Input material =>
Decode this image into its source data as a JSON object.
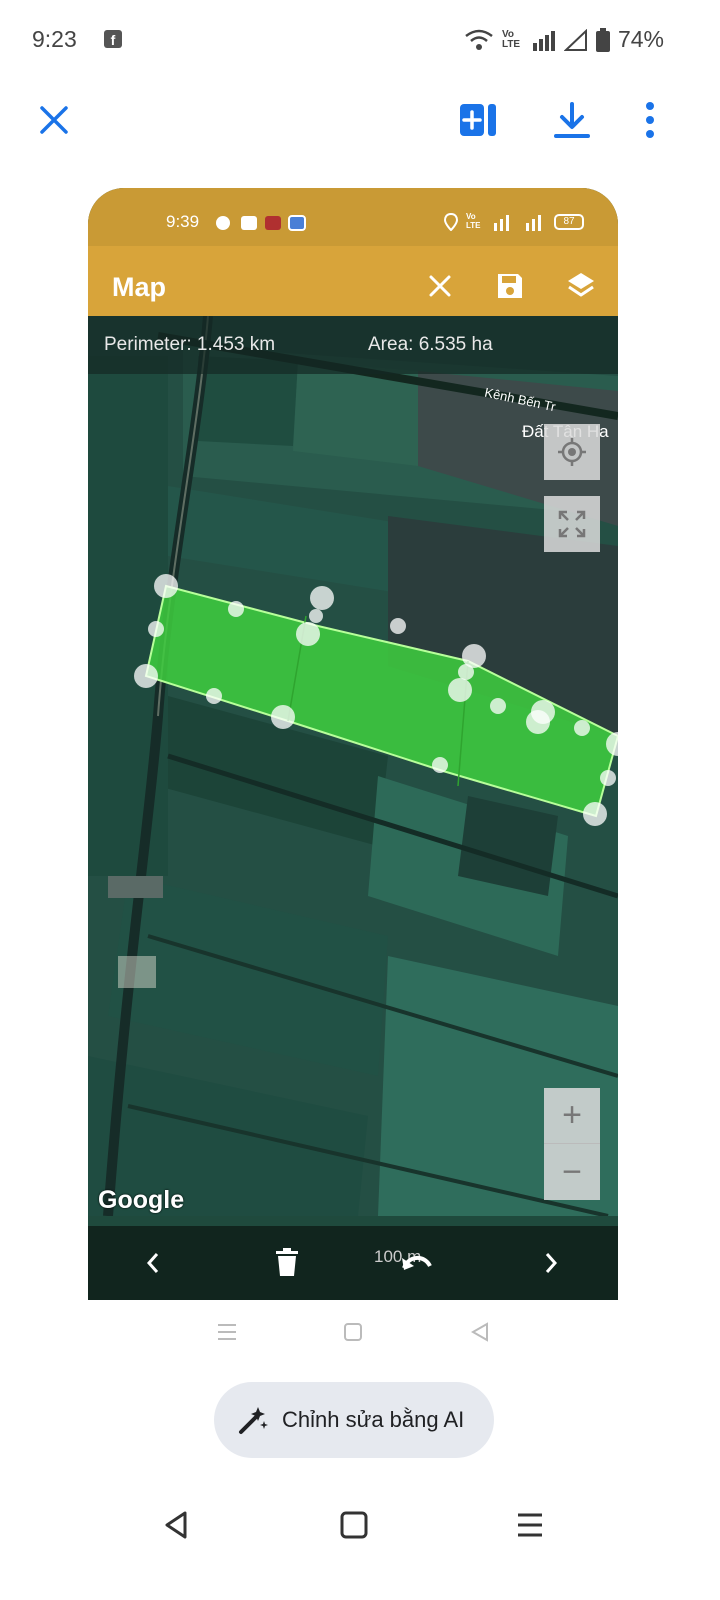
{
  "status_bar": {
    "time": "9:23",
    "notification_icon": "facebook-icon",
    "network_label": "Vo LTE",
    "battery": "74%"
  },
  "toolbar": {
    "close_icon": "close-icon",
    "add_icon": "add-to-collection-icon",
    "download_icon": "download-icon",
    "more_icon": "more-vert-icon"
  },
  "screenshot": {
    "status_time": "9:39",
    "network_label": "Vo LTE",
    "battery": "87",
    "app_title": "Map",
    "perimeter": "Perimeter: 1.453 km",
    "area": "Area: 6.535 ha",
    "map_labels": [
      "Kênh Bến Tr",
      "Đất Tân Ha"
    ],
    "google_logo": "Google",
    "zoom_in": "+",
    "zoom_out": "−",
    "scale_label": "100 m",
    "colors": {
      "header": "#d8a43a",
      "status": "#c99a35",
      "polygon_fill": "#3ecf3e"
    }
  },
  "ai_button": {
    "label": "Chỉnh sửa bằng AI"
  }
}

Given request =>
Output all of the entries verbatim, leaving out any images.

Result =>
Decode this image into its source data as a JSON object.
{
  "status_bar": {
    "time": "9:23",
    "notification_icon": "facebook-icon",
    "network_label": "Vo LTE",
    "battery": "74%"
  },
  "toolbar": {
    "close_icon": "close-icon",
    "add_icon": "add-to-collection-icon",
    "download_icon": "download-icon",
    "more_icon": "more-vert-icon"
  },
  "screenshot": {
    "status_time": "9:39",
    "network_label": "Vo LTE",
    "battery": "87",
    "app_title": "Map",
    "perimeter": "Perimeter: 1.453 km",
    "area": "Area: 6.535 ha",
    "map_labels": [
      "Kênh Bến Tr",
      "Đất Tân Ha"
    ],
    "google_logo": "Google",
    "zoom_in": "+",
    "zoom_out": "−",
    "scale_label": "100 m",
    "colors": {
      "header": "#d8a43a",
      "status": "#c99a35",
      "polygon_fill": "#3ecf3e"
    }
  },
  "ai_button": {
    "label": "Chỉnh sửa bằng AI"
  }
}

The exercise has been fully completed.